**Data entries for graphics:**
= = = =

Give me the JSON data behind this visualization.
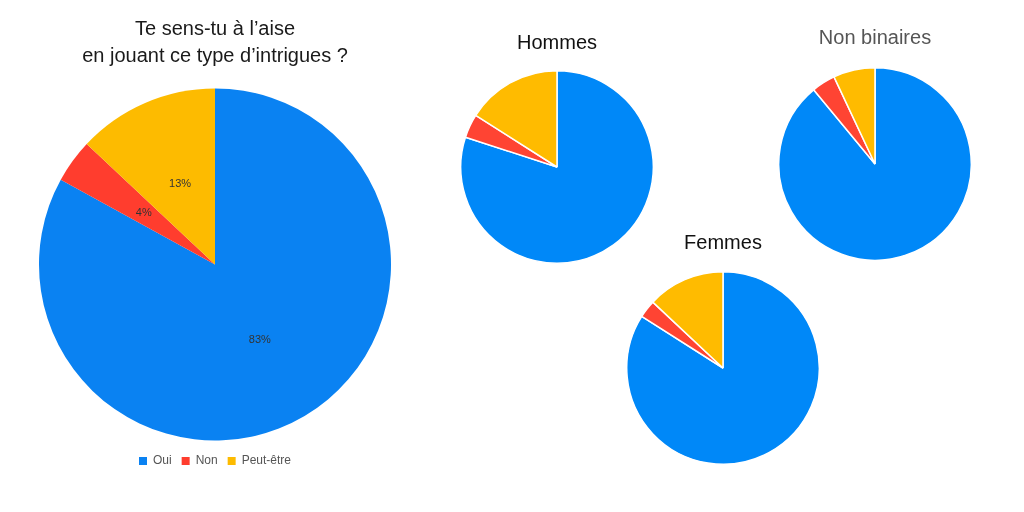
{
  "chart_data": [
    {
      "type": "pie",
      "title": "Te sens-tu à l’aise\nen jouant ce type d’intrigues ?",
      "categories": [
        "Oui",
        "Non",
        "Peut-être"
      ],
      "values": [
        83,
        4,
        13
      ],
      "colors": [
        "#0a82f2",
        "#ff3d2e",
        "#fdbb00"
      ],
      "value_labels": [
        "83%",
        "4%",
        "13%"
      ],
      "legend": "bottom"
    },
    {
      "type": "pie",
      "title": "Hommes",
      "categories": [
        null,
        null,
        null
      ],
      "values": [
        80,
        4,
        16
      ],
      "colors": [
        "#0088f8",
        "#ff4433",
        "#ffbb00"
      ]
    },
    {
      "type": "pie",
      "title": "Non binaires",
      "categories": [
        null,
        null,
        null
      ],
      "values": [
        89,
        4,
        7
      ],
      "colors": [
        "#0088f8",
        "#ff4433",
        "#ffbb00"
      ]
    },
    {
      "type": "pie",
      "title": "Femmes",
      "categories": [
        null,
        null,
        null
      ],
      "values": [
        84,
        3,
        13
      ],
      "colors": [
        "#0088f8",
        "#ff4433",
        "#ffbb00"
      ]
    }
  ]
}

= = = =

**Problem details:**
Without including the pictures, return each record above exactly as it stands.

**Output:**
Give me the JSON data behind this visualization.
{
  "chart_data": [
    {
      "type": "pie",
      "title": "Te sens-tu à l’aise\nen jouant ce type d’intrigues ?",
      "categories": [
        "Oui",
        "Non",
        "Peut-être"
      ],
      "values": [
        83,
        4,
        13
      ],
      "colors": [
        "#0a82f2",
        "#ff3d2e",
        "#fdbb00"
      ],
      "value_labels": [
        "83%",
        "4%",
        "13%"
      ],
      "legend": "bottom"
    },
    {
      "type": "pie",
      "title": "Hommes",
      "categories": [
        null,
        null,
        null
      ],
      "values": [
        80,
        4,
        16
      ],
      "colors": [
        "#0088f8",
        "#ff4433",
        "#ffbb00"
      ]
    },
    {
      "type": "pie",
      "title": "Non binaires",
      "categories": [
        null,
        null,
        null
      ],
      "values": [
        89,
        4,
        7
      ],
      "colors": [
        "#0088f8",
        "#ff4433",
        "#ffbb00"
      ]
    },
    {
      "type": "pie",
      "title": "Femmes",
      "categories": [
        null,
        null,
        null
      ],
      "values": [
        84,
        3,
        13
      ],
      "colors": [
        "#0088f8",
        "#ff4433",
        "#ffbb00"
      ]
    }
  ]
}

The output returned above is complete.